# What you need to do
Print the data that follows exactly.

(Records about charts and figures)
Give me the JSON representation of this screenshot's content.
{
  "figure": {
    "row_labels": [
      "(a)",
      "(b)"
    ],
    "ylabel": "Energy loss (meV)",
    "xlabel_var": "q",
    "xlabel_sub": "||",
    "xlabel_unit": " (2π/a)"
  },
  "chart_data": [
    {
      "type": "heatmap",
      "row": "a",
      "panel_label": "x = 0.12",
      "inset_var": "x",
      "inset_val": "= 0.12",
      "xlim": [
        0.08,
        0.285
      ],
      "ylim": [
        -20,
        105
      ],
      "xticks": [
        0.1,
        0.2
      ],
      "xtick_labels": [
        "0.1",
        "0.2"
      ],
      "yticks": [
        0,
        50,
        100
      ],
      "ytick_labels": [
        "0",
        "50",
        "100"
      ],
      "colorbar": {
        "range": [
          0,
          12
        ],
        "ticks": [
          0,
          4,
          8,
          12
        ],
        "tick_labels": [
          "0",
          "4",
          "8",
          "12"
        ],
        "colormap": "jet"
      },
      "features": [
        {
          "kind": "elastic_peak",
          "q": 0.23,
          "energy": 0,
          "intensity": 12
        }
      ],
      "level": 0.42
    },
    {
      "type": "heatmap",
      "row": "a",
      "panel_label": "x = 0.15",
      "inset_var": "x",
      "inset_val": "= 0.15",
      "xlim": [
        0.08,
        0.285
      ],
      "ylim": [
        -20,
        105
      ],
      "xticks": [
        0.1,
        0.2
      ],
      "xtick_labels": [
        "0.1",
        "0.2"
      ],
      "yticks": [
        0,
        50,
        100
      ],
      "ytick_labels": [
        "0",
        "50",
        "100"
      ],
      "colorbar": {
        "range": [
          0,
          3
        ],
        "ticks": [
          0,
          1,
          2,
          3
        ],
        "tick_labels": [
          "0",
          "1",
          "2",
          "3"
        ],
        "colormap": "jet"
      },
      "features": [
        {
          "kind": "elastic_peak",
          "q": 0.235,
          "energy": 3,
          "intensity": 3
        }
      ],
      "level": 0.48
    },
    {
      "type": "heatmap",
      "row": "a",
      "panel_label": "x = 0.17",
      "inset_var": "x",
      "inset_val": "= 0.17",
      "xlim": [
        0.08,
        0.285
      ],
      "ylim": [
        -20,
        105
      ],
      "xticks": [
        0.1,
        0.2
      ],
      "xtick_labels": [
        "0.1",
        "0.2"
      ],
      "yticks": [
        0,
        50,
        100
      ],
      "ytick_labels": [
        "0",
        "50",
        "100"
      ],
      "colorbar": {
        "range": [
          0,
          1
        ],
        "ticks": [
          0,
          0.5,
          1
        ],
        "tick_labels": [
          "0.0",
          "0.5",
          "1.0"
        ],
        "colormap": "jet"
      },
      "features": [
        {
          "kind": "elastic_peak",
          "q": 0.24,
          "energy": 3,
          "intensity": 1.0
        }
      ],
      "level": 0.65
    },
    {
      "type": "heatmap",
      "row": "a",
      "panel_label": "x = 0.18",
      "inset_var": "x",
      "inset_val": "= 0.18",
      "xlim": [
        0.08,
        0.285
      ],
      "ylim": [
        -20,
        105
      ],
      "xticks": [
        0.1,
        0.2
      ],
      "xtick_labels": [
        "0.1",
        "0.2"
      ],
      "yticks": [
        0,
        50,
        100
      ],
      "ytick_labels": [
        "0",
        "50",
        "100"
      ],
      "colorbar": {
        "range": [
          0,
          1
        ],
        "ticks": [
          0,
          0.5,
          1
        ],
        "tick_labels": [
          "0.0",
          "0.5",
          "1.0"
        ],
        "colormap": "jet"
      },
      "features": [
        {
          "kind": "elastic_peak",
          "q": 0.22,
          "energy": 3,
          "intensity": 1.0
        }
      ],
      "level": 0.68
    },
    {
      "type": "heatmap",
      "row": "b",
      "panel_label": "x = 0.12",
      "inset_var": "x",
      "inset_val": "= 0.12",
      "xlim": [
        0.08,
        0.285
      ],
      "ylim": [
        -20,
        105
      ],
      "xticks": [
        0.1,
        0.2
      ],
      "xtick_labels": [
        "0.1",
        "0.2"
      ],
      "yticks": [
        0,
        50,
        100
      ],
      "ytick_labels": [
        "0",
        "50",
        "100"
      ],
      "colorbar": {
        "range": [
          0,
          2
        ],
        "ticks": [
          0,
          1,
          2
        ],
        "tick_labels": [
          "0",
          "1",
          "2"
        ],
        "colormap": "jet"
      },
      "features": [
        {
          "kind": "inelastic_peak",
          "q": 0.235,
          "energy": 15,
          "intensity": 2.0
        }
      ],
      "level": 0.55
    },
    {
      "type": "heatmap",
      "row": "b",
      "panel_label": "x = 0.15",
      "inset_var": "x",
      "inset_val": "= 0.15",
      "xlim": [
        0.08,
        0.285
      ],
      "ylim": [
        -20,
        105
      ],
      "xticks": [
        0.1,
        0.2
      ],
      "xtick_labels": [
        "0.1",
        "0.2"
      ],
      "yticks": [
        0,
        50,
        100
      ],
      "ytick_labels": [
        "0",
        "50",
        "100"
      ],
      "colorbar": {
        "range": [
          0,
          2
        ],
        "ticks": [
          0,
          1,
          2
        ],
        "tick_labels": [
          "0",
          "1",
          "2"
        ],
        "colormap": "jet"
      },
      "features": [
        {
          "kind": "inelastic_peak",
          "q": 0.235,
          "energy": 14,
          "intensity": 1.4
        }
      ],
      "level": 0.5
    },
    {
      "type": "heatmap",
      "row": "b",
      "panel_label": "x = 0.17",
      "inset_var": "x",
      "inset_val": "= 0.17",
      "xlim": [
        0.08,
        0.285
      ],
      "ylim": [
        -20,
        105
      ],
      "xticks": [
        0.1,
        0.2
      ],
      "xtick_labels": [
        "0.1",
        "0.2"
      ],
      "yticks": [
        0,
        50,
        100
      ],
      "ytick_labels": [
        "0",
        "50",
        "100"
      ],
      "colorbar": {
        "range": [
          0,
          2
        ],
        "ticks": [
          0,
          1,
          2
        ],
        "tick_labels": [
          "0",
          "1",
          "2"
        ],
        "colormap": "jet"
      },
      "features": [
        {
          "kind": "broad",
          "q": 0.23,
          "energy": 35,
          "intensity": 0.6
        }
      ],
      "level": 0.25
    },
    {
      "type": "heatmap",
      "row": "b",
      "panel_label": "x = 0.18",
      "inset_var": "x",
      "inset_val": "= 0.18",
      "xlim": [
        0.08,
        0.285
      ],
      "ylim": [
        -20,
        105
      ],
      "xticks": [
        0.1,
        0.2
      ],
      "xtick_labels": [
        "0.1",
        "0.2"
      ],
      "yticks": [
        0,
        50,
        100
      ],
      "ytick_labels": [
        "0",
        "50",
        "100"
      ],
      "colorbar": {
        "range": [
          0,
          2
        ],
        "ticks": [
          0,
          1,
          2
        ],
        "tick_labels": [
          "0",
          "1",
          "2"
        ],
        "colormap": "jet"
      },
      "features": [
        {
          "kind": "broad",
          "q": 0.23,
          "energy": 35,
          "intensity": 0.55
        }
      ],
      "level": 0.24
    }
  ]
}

# Answer in full
Give me the JSON representation of this screenshot's content.
{
  "figure": {
    "row_labels": [
      "(a)",
      "(b)"
    ],
    "ylabel": "Energy loss (meV)",
    "xlabel_var": "q",
    "xlabel_sub": "||",
    "xlabel_unit": " (2π/a)"
  },
  "chart_data": [
    {
      "type": "heatmap",
      "row": "a",
      "panel_label": "x = 0.12",
      "inset_var": "x",
      "inset_val": "= 0.12",
      "xlim": [
        0.08,
        0.285
      ],
      "ylim": [
        -20,
        105
      ],
      "xticks": [
        0.1,
        0.2
      ],
      "xtick_labels": [
        "0.1",
        "0.2"
      ],
      "yticks": [
        0,
        50,
        100
      ],
      "ytick_labels": [
        "0",
        "50",
        "100"
      ],
      "colorbar": {
        "range": [
          0,
          12
        ],
        "ticks": [
          0,
          4,
          8,
          12
        ],
        "tick_labels": [
          "0",
          "4",
          "8",
          "12"
        ],
        "colormap": "jet"
      },
      "features": [
        {
          "kind": "elastic_peak",
          "q": 0.23,
          "energy": 0,
          "intensity": 12
        }
      ],
      "level": 0.42
    },
    {
      "type": "heatmap",
      "row": "a",
      "panel_label": "x = 0.15",
      "inset_var": "x",
      "inset_val": "= 0.15",
      "xlim": [
        0.08,
        0.285
      ],
      "ylim": [
        -20,
        105
      ],
      "xticks": [
        0.1,
        0.2
      ],
      "xtick_labels": [
        "0.1",
        "0.2"
      ],
      "yticks": [
        0,
        50,
        100
      ],
      "ytick_labels": [
        "0",
        "50",
        "100"
      ],
      "colorbar": {
        "range": [
          0,
          3
        ],
        "ticks": [
          0,
          1,
          2,
          3
        ],
        "tick_labels": [
          "0",
          "1",
          "2",
          "3"
        ],
        "colormap": "jet"
      },
      "features": [
        {
          "kind": "elastic_peak",
          "q": 0.235,
          "energy": 3,
          "intensity": 3
        }
      ],
      "level": 0.48
    },
    {
      "type": "heatmap",
      "row": "a",
      "panel_label": "x = 0.17",
      "inset_var": "x",
      "inset_val": "= 0.17",
      "xlim": [
        0.08,
        0.285
      ],
      "ylim": [
        -20,
        105
      ],
      "xticks": [
        0.1,
        0.2
      ],
      "xtick_labels": [
        "0.1",
        "0.2"
      ],
      "yticks": [
        0,
        50,
        100
      ],
      "ytick_labels": [
        "0",
        "50",
        "100"
      ],
      "colorbar": {
        "range": [
          0,
          1
        ],
        "ticks": [
          0,
          0.5,
          1
        ],
        "tick_labels": [
          "0.0",
          "0.5",
          "1.0"
        ],
        "colormap": "jet"
      },
      "features": [
        {
          "kind": "elastic_peak",
          "q": 0.24,
          "energy": 3,
          "intensity": 1.0
        }
      ],
      "level": 0.65
    },
    {
      "type": "heatmap",
      "row": "a",
      "panel_label": "x = 0.18",
      "inset_var": "x",
      "inset_val": "= 0.18",
      "xlim": [
        0.08,
        0.285
      ],
      "ylim": [
        -20,
        105
      ],
      "xticks": [
        0.1,
        0.2
      ],
      "xtick_labels": [
        "0.1",
        "0.2"
      ],
      "yticks": [
        0,
        50,
        100
      ],
      "ytick_labels": [
        "0",
        "50",
        "100"
      ],
      "colorbar": {
        "range": [
          0,
          1
        ],
        "ticks": [
          0,
          0.5,
          1
        ],
        "tick_labels": [
          "0.0",
          "0.5",
          "1.0"
        ],
        "colormap": "jet"
      },
      "features": [
        {
          "kind": "elastic_peak",
          "q": 0.22,
          "energy": 3,
          "intensity": 1.0
        }
      ],
      "level": 0.68
    },
    {
      "type": "heatmap",
      "row": "b",
      "panel_label": "x = 0.12",
      "inset_var": "x",
      "inset_val": "= 0.12",
      "xlim": [
        0.08,
        0.285
      ],
      "ylim": [
        -20,
        105
      ],
      "xticks": [
        0.1,
        0.2
      ],
      "xtick_labels": [
        "0.1",
        "0.2"
      ],
      "yticks": [
        0,
        50,
        100
      ],
      "ytick_labels": [
        "0",
        "50",
        "100"
      ],
      "colorbar": {
        "range": [
          0,
          2
        ],
        "ticks": [
          0,
          1,
          2
        ],
        "tick_labels": [
          "0",
          "1",
          "2"
        ],
        "colormap": "jet"
      },
      "features": [
        {
          "kind": "inelastic_peak",
          "q": 0.235,
          "energy": 15,
          "intensity": 2.0
        }
      ],
      "level": 0.55
    },
    {
      "type": "heatmap",
      "row": "b",
      "panel_label": "x = 0.15",
      "inset_var": "x",
      "inset_val": "= 0.15",
      "xlim": [
        0.08,
        0.285
      ],
      "ylim": [
        -20,
        105
      ],
      "xticks": [
        0.1,
        0.2
      ],
      "xtick_labels": [
        "0.1",
        "0.2"
      ],
      "yticks": [
        0,
        50,
        100
      ],
      "ytick_labels": [
        "0",
        "50",
        "100"
      ],
      "colorbar": {
        "range": [
          0,
          2
        ],
        "ticks": [
          0,
          1,
          2
        ],
        "tick_labels": [
          "0",
          "1",
          "2"
        ],
        "colormap": "jet"
      },
      "features": [
        {
          "kind": "inelastic_peak",
          "q": 0.235,
          "energy": 14,
          "intensity": 1.4
        }
      ],
      "level": 0.5
    },
    {
      "type": "heatmap",
      "row": "b",
      "panel_label": "x = 0.17",
      "inset_var": "x",
      "inset_val": "= 0.17",
      "xlim": [
        0.08,
        0.285
      ],
      "ylim": [
        -20,
        105
      ],
      "xticks": [
        0.1,
        0.2
      ],
      "xtick_labels": [
        "0.1",
        "0.2"
      ],
      "yticks": [
        0,
        50,
        100
      ],
      "ytick_labels": [
        "0",
        "50",
        "100"
      ],
      "colorbar": {
        "range": [
          0,
          2
        ],
        "ticks": [
          0,
          1,
          2
        ],
        "tick_labels": [
          "0",
          "1",
          "2"
        ],
        "colormap": "jet"
      },
      "features": [
        {
          "kind": "broad",
          "q": 0.23,
          "energy": 35,
          "intensity": 0.6
        }
      ],
      "level": 0.25
    },
    {
      "type": "heatmap",
      "row": "b",
      "panel_label": "x = 0.18",
      "inset_var": "x",
      "inset_val": "= 0.18",
      "xlim": [
        0.08,
        0.285
      ],
      "ylim": [
        -20,
        105
      ],
      "xticks": [
        0.1,
        0.2
      ],
      "xtick_labels": [
        "0.1",
        "0.2"
      ],
      "yticks": [
        0,
        50,
        100
      ],
      "ytick_labels": [
        "0",
        "50",
        "100"
      ],
      "colorbar": {
        "range": [
          0,
          2
        ],
        "ticks": [
          0,
          1,
          2
        ],
        "tick_labels": [
          "0",
          "1",
          "2"
        ],
        "colormap": "jet"
      },
      "features": [
        {
          "kind": "broad",
          "q": 0.23,
          "energy": 35,
          "intensity": 0.55
        }
      ],
      "level": 0.24
    }
  ]
}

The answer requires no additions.